■ **Okuma metni**:
━━━━━━

Türkiye'nin en iyi haber sitesi
ŞELALE KADAK

Süleyman Soylu: Toplum korku koridoruna sokuldu

Dün bir grup gazeteci arkadaşımla, Yeni Dijital Dünya Zirvesi için İstanbul'da bulunan AK Parti Genel Başkan Yardımcısı Süleyman Soylu ile Bilim, Sanayi ve Teknoloji Bakan Yardımcısı ve Bilgi Ekonomisi Derneği Kurucu Başkanı Prof.Dr. Davut Kavranoğlu ile buluştuk.
Tahmin edeceğiniz gibi yeni dijital dünyayı, dijital vatandaş algısını, yeni nesil medyanın son kullanıcılara etkilerini konuşamadık. Herkes gibi Davut Kavranoğlu için de bakan değişimi sürpriz olmuştu. Yeni bakan Fikri Işık ile henüz görüşme fırsatı bulamamıştı.
Ancak bizler için 17 Aralık tarihinden bu yana yaşananlara dair, özellikle de son 24 saatin ardından Süleyman Soylu'nun yorumları merak konusuydu. Biz sorduk, Soylu kendi penceresinden cevapladı.
AK Parti ile Cemaat arasında yaşananlara dair, "Bu bir bilek güreşi mi ve ne zaman biter" şeklindeki soruya, Süleyman Soylu şu cevabı verdi:
"28 Şubat'ı geçirdim. 1980 sonrası siyasetin nasıl değiştiğini gördüm. Hep bir bilek güreşi vardı. Bunu sadece Cemaat olarak da değerlendirmiyorum. 1970'lerde Ecevit ve TÜSİAD arasında, 80 sonrası medya, sermaye ve Turgut Özal arasında, daha sonra askeri bürokrasi ve İstanbul sermayesiyle 28 Şubat dönemi yaşandı. Siyasete yönelik güç azaltma talebi hep vardı. Olağanüstü bir talep değil. Ama kuralları olmalı. Siyaset gücünü milletten alıyor."

━━━━━━

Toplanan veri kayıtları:

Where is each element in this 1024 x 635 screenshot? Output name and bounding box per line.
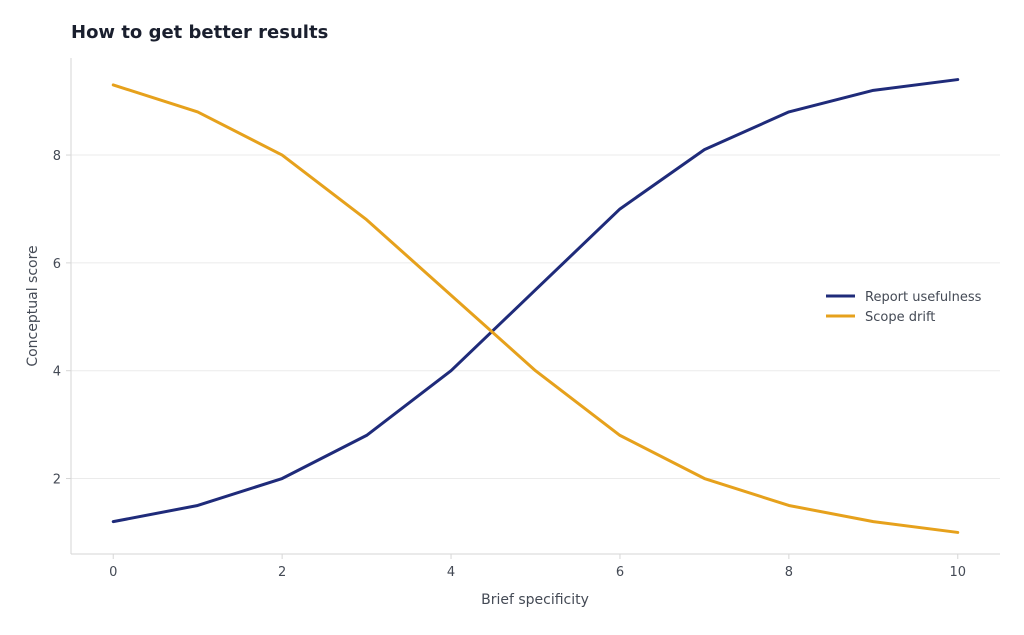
x-axis-label: Brief specificity [481,592,589,608]
x-tick-label-6: 6 [616,565,624,580]
axes [66,58,1000,559]
chart-title: How to get better results [71,22,329,43]
tick-labels: 2 4 6 8 0 2 4 6 8 10 [53,149,966,580]
series-line-scope-drift [111,83,960,534]
x-tick-label-0: 0 [109,565,117,580]
y-tick-label-2: 2 [53,473,61,488]
grid-lines [71,154,1000,480]
x-tick-label-2: 2 [278,565,286,580]
x-tick-label-4: 4 [447,565,455,580]
series-line-report-usefulness [111,78,960,524]
y-axis-label: Conceptual score [25,245,41,366]
y-tick-label-6: 6 [53,257,61,272]
legend-label-scope-drift: Scope drift [865,310,935,325]
y-tick-label-8: 8 [53,149,61,164]
series-lines [111,78,960,534]
x-tick-label-8: 8 [785,565,793,580]
legend: Report usefulness Scope drift [826,290,982,325]
x-tick-label-10: 10 [949,565,966,580]
legend-label-report-usefulness: Report usefulness [865,290,982,305]
y-tick-label-4: 4 [53,365,61,380]
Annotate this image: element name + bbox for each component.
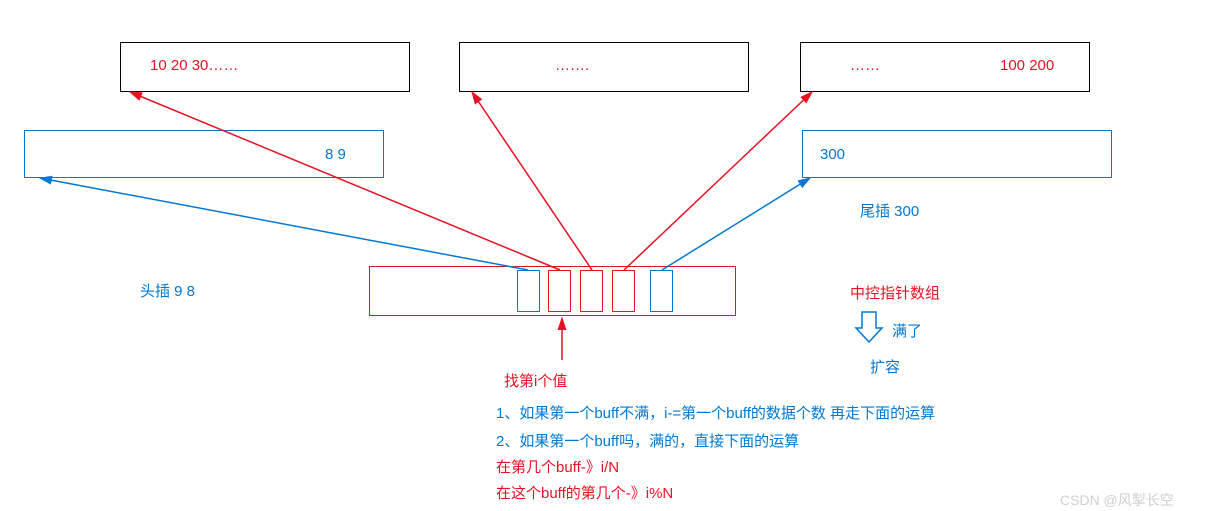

━━━━━━

■ **Yönerge**: Süleyman Soylu yazısında "Türkiye'nin en iyi" sözlerinden "Kavranoğlu ile buluştuk." sözlerine kadar her şeyi, "gazeteci arkadaşımla" yerine "meslektaşımla" koyarak düzenleyin ve yeniden yazın.

■ **Alıştırma cevabı**:
Türkiye'nin en iyi haber sitesi
ŞELALE KADAK

Süleyman Soylu: Toplum korku koridoruna sokuldu

Dün bir grup meslektaşımla, Yeni Dijital Dünya Zirvesi için İstanbul'da bulunan AK Parti Genel Başkan Yardımcısı Süleyman Soylu ile Bilim, Sanayi ve Teknoloji Bakan Yardımcısı ve Bilgi Ekonomisi Derneği Kurucu Başkanı Prof.Dr. Davut Kavranoğlu ile buluştuk.